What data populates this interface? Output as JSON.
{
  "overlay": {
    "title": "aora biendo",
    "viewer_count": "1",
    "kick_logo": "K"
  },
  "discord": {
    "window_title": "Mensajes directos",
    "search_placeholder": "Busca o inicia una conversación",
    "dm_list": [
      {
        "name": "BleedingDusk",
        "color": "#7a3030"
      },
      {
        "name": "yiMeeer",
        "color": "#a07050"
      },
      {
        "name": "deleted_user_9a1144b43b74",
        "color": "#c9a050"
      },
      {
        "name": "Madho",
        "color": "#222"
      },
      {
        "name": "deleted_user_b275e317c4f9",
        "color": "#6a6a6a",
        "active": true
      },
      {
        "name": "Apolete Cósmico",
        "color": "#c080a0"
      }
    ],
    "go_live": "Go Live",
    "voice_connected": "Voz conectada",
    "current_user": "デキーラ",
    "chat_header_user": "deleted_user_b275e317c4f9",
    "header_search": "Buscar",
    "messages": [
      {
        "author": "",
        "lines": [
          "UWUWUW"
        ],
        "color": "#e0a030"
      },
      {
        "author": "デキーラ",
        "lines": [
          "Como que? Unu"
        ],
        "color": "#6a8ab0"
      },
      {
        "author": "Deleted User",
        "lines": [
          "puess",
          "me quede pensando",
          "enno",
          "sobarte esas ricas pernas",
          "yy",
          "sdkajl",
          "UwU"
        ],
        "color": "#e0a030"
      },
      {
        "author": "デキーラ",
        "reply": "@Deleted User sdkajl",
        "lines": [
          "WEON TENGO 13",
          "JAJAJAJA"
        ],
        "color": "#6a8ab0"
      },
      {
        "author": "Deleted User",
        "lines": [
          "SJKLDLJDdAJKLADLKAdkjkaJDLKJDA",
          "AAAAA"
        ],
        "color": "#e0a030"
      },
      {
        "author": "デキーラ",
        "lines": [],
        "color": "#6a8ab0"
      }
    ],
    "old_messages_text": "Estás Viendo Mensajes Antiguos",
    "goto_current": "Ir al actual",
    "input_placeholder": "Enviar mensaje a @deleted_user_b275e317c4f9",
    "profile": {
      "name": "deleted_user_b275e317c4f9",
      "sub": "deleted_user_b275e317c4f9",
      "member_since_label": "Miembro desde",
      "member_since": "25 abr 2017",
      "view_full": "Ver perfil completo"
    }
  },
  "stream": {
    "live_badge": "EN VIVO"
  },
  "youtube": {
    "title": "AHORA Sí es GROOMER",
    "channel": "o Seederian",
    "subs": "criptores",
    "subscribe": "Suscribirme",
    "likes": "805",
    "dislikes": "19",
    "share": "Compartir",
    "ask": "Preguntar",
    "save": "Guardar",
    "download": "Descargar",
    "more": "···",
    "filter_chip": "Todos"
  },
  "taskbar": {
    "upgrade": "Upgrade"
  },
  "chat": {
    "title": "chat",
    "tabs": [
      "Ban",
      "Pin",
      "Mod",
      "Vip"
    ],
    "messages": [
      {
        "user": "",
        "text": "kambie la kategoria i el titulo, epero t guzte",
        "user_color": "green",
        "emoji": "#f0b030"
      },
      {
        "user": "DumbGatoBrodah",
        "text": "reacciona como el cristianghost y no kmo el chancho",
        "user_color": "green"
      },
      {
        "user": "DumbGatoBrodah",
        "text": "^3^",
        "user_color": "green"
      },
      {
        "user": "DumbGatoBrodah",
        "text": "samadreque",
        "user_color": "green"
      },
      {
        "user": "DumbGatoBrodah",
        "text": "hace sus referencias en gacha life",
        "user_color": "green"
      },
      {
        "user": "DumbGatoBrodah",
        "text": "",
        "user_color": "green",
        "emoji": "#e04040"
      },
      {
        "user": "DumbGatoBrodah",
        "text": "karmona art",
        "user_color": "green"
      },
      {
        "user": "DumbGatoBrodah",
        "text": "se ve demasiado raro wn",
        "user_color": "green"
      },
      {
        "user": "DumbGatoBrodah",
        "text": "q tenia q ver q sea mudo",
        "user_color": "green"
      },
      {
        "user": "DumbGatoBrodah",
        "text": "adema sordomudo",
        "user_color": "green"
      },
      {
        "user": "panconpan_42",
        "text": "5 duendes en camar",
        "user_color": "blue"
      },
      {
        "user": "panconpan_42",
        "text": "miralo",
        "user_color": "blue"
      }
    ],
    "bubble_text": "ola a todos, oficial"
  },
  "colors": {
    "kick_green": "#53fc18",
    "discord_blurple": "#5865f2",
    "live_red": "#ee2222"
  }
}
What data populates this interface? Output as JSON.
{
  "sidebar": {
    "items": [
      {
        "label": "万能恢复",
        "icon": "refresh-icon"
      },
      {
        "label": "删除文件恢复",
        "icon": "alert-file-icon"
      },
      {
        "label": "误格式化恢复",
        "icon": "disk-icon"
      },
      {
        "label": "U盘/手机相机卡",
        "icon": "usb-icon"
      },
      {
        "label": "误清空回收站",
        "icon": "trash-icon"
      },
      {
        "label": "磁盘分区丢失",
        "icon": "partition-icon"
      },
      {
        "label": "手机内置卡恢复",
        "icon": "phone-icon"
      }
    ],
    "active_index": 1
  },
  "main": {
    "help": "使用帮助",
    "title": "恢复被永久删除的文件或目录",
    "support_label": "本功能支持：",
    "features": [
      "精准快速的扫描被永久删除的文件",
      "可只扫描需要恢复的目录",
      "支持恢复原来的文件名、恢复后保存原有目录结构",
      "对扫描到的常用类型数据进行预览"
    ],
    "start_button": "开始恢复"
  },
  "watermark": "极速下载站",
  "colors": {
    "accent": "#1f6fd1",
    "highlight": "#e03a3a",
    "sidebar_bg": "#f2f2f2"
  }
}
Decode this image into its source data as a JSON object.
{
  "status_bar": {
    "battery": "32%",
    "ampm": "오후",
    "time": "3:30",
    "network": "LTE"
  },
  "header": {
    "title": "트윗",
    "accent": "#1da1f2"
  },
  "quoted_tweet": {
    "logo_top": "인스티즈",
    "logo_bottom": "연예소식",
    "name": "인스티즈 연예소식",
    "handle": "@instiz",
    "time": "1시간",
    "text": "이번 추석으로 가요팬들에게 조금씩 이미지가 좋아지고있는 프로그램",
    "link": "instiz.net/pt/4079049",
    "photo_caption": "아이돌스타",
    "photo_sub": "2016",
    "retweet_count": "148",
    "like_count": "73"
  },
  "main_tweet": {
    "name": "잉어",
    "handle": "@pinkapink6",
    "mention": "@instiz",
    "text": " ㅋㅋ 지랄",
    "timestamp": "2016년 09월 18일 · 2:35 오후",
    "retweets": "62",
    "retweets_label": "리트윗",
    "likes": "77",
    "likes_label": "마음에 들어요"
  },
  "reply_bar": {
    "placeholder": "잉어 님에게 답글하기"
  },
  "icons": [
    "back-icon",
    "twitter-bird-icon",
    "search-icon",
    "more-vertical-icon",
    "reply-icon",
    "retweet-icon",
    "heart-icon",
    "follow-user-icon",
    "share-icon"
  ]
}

——————

▸ Your goal
Begin with the line that contains "Decode this image" and end with the last line of the records; set down every line in that span exactly, and nothing else.

▸ Answer to this exercise
Decode this image into its source data as a JSON object.
{
  "status_bar": {
    "battery": "32%",
    "ampm": "오후",
    "time": "3:30",
    "network": "LTE"
  },
  "header": {
    "title": "트윗",
    "accent": "#1da1f2"
  },
  "quoted_tweet": {
    "logo_top": "인스티즈",
    "logo_bottom": "연예소식",
    "name": "인스티즈 연예소식",
    "handle": "@instiz",
    "time": "1시간",
    "text": "이번 추석으로 가요팬들에게 조금씩 이미지가 좋아지고있는 프로그램",
    "link": "instiz.net/pt/4079049",
    "photo_caption": "아이돌스타",
    "photo_sub": "2016",
    "retweet_count": "148",
    "like_count": "73"
  },
  "main_tweet": {
    "name": "잉어",
    "handle": "@pinkapink6",
    "mention": "@instiz",
    "text": " ㅋㅋ 지랄",
    "timestamp": "2016년 09월 18일 · 2:35 오후",
    "retweets": "62",
    "retweets_label": "리트윗",
    "likes": "77",
    "likes_label": "마음에 들어요"
  },
  "reply_bar": {
    "placeholder": "잉어 님에게 답글하기"
  },
  "icons": [
    "back-icon",
    "twitter-bird-icon",
    "search-icon",
    "more-vertical-icon",
    "reply-icon",
    "retweet-icon",
    "heart-icon",
    "follow-user-icon",
    "share-icon"
  ]
}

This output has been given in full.